### Written exercise
Present each line of the entries below that holds the word "color".

### Stored data
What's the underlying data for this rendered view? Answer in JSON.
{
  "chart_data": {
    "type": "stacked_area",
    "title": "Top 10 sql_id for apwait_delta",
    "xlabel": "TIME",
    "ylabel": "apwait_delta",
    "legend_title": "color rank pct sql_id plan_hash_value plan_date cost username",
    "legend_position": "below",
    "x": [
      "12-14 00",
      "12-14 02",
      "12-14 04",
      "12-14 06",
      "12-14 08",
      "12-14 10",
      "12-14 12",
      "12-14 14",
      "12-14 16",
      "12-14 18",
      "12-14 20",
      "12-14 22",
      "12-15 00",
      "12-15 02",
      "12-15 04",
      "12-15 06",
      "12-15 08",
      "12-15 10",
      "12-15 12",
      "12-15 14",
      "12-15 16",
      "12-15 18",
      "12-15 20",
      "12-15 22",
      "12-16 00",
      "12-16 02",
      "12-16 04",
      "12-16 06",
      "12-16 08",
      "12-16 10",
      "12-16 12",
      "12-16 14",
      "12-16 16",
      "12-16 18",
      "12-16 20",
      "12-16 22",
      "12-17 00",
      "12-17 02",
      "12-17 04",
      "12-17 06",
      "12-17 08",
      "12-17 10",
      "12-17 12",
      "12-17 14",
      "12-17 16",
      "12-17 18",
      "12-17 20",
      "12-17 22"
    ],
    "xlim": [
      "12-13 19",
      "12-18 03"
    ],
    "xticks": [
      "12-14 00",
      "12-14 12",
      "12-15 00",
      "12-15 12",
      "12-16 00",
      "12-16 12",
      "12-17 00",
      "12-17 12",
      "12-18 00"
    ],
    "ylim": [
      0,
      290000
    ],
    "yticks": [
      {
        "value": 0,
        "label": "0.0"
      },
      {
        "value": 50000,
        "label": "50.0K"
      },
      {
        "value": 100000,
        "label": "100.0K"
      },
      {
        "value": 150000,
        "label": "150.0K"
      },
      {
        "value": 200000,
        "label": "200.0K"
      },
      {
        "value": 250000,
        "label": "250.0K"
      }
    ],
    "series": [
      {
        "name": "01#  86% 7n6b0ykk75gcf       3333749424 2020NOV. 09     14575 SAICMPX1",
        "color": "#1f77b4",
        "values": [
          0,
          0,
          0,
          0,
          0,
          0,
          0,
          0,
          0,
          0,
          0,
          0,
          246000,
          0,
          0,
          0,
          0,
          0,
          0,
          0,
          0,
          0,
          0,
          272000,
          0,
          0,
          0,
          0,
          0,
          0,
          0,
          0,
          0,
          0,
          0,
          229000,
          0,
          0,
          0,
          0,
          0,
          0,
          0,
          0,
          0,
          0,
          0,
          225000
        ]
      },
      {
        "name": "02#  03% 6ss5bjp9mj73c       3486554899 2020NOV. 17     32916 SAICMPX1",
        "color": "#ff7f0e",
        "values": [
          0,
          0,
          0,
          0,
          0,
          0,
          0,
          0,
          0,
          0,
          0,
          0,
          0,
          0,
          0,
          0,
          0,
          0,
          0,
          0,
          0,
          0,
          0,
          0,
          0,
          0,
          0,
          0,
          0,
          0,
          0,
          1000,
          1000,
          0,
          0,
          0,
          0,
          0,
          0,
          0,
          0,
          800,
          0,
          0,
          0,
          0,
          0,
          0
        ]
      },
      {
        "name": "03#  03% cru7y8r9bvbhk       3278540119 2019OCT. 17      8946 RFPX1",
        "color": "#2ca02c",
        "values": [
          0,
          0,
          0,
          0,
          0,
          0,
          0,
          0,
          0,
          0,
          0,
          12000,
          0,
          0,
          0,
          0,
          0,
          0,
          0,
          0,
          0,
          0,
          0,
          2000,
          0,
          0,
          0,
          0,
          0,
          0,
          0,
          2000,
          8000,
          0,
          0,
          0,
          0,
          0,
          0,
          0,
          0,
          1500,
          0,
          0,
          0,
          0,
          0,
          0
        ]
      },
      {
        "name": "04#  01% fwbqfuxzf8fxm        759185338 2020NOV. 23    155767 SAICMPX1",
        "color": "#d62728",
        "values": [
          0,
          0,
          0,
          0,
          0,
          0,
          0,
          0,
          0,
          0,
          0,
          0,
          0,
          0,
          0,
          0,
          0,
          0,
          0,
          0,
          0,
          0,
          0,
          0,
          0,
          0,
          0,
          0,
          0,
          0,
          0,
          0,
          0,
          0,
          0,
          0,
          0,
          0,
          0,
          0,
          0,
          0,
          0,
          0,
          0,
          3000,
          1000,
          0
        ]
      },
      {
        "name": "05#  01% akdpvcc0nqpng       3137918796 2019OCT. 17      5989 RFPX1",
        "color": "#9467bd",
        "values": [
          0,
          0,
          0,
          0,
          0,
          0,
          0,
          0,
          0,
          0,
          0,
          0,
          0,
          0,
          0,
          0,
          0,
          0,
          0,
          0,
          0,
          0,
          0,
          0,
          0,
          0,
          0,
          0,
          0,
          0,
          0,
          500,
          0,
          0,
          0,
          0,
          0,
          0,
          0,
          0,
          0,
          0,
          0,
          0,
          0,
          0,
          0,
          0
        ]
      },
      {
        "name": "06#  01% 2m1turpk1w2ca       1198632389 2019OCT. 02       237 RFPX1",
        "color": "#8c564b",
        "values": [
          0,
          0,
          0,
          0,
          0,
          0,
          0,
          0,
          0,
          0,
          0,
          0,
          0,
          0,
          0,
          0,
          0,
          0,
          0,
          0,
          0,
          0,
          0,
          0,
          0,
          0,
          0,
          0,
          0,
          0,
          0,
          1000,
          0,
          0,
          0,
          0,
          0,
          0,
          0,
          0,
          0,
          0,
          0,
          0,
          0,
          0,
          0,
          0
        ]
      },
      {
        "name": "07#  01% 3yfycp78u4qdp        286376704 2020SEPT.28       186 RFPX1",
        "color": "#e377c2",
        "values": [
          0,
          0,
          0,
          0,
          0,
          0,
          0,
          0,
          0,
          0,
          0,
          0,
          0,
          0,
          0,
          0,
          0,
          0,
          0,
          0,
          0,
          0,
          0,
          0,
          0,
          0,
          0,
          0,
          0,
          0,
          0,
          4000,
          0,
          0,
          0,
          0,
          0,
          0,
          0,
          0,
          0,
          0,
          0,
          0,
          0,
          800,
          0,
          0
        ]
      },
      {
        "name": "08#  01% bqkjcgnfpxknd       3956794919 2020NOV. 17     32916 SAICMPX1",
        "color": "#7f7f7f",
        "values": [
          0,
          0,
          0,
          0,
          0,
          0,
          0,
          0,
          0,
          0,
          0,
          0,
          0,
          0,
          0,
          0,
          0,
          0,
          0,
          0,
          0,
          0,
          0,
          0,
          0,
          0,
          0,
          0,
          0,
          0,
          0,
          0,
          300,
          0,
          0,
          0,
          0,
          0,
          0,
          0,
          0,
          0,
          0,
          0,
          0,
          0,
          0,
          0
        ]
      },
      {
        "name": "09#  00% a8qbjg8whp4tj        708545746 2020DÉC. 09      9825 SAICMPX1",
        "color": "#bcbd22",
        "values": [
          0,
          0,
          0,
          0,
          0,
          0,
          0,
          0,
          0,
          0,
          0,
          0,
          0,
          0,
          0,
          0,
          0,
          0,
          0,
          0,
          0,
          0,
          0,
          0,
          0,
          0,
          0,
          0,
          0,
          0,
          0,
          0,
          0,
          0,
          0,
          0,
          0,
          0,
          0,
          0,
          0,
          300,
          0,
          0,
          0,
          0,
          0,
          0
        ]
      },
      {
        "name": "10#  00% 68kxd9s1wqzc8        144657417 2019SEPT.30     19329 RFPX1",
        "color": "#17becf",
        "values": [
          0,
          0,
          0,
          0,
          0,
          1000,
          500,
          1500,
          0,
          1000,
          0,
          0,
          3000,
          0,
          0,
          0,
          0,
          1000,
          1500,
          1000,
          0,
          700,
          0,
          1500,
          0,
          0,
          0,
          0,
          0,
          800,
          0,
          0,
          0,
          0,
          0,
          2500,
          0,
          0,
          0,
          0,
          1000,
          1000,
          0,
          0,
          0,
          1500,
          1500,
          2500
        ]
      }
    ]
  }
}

### Answer to the exercise
    "legend_title": "color rank pct sql_id plan_hash_value plan_date cost username",
        "color": "#1f77b4",
        "color": "#ff7f0e",
        "color": "#2ca02c",
        "color": "#d62728",
        "color": "#9467bd",
        "color": "#8c564b",
        "color": "#e377c2",
        "color": "#7f7f7f",
        "color": "#bcbd22",
        "color": "#17becf",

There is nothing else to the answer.